[Records about charts and figures]
◇ ◇ ◇ ◇
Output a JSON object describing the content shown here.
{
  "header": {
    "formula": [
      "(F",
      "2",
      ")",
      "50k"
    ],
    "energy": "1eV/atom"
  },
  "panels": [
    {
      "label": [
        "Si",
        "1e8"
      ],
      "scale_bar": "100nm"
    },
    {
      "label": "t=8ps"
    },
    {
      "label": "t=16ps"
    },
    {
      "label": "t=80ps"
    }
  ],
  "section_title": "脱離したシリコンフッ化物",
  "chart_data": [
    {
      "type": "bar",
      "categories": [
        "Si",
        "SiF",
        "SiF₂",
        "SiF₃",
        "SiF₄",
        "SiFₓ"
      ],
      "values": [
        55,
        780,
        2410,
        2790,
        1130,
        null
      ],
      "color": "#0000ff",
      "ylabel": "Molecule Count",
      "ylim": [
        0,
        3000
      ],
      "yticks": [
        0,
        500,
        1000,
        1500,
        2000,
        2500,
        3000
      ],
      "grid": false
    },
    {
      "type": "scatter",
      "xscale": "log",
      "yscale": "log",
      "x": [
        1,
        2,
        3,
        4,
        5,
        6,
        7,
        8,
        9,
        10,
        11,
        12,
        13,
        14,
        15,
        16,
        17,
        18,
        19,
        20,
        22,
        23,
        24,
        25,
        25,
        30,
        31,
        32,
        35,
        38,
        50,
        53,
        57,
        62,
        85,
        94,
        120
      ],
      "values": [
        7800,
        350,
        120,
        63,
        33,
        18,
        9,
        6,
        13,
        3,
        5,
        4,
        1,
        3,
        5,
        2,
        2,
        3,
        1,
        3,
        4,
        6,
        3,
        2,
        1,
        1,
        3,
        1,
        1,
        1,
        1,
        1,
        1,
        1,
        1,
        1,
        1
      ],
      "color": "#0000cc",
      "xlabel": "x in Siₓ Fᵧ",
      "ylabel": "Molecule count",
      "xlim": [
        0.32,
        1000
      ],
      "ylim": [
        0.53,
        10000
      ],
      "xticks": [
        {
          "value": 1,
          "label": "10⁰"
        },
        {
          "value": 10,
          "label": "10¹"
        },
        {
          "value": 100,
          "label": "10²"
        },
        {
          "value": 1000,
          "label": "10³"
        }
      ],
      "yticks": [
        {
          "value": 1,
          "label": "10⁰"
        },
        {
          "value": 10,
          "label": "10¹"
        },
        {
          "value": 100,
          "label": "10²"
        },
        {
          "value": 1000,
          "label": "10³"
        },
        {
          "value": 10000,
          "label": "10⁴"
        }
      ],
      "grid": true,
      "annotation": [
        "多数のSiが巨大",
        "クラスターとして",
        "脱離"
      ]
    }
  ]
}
◇ ◇ ◇ ◇
EXERCISE: Write out every entry again exactly, please, with nothing missing.

TASK ANSWER:
Output a JSON object describing the content shown here.
{
  "header": {
    "formula": [
      "(F",
      "2",
      ")",
      "50k"
    ],
    "energy": "1eV/atom"
  },
  "panels": [
    {
      "label": [
        "Si",
        "1e8"
      ],
      "scale_bar": "100nm"
    },
    {
      "label": "t=8ps"
    },
    {
      "label": "t=16ps"
    },
    {
      "label": "t=80ps"
    }
  ],
  "section_title": "脱離したシリコンフッ化物",
  "chart_data": [
    {
      "type": "bar",
      "categories": [
        "Si",
        "SiF",
        "SiF₂",
        "SiF₃",
        "SiF₄",
        "SiFₓ"
      ],
      "values": [
        55,
        780,
        2410,
        2790,
        1130,
        null
      ],
      "color": "#0000ff",
      "ylabel": "Molecule Count",
      "ylim": [
        0,
        3000
      ],
      "yticks": [
        0,
        500,
        1000,
        1500,
        2000,
        2500,
        3000
      ],
      "grid": false
    },
    {
      "type": "scatter",
      "xscale": "log",
      "yscale": "log",
      "x": [
        1,
        2,
        3,
        4,
        5,
        6,
        7,
        8,
        9,
        10,
        11,
        12,
        13,
        14,
        15,
        16,
        17,
        18,
        19,
        20,
        22,
        23,
        24,
        25,
        25,
        30,
        31,
        32,
        35,
        38,
        50,
        53,
        57,
        62,
        85,
        94,
        120
      ],
      "values": [
        7800,
        350,
        120,
        63,
        33,
        18,
        9,
        6,
        13,
        3,
        5,
        4,
        1,
        3,
        5,
        2,
        2,
        3,
        1,
        3,
        4,
        6,
        3,
        2,
        1,
        1,
        3,
        1,
        1,
        1,
        1,
        1,
        1,
        1,
        1,
        1,
        1
      ],
      "color": "#0000cc",
      "xlabel": "x in Siₓ Fᵧ",
      "ylabel": "Molecule count",
      "xlim": [
        0.32,
        1000
      ],
      "ylim": [
        0.53,
        10000
      ],
      "xticks": [
        {
          "value": 1,
          "label": "10⁰"
        },
        {
          "value": 10,
          "label": "10¹"
        },
        {
          "value": 100,
          "label": "10²"
        },
        {
          "value": 1000,
          "label": "10³"
        }
      ],
      "yticks": [
        {
          "value": 1,
          "label": "10⁰"
        },
        {
          "value": 10,
          "label": "10¹"
        },
        {
          "value": 100,
          "label": "10²"
        },
        {
          "value": 1000,
          "label": "10³"
        },
        {
          "value": 10000,
          "label": "10⁴"
        }
      ],
      "grid": true,
      "annotation": [
        "多数のSiが巨大",
        "クラスターとして",
        "脱離"
      ]
    }
  ]
}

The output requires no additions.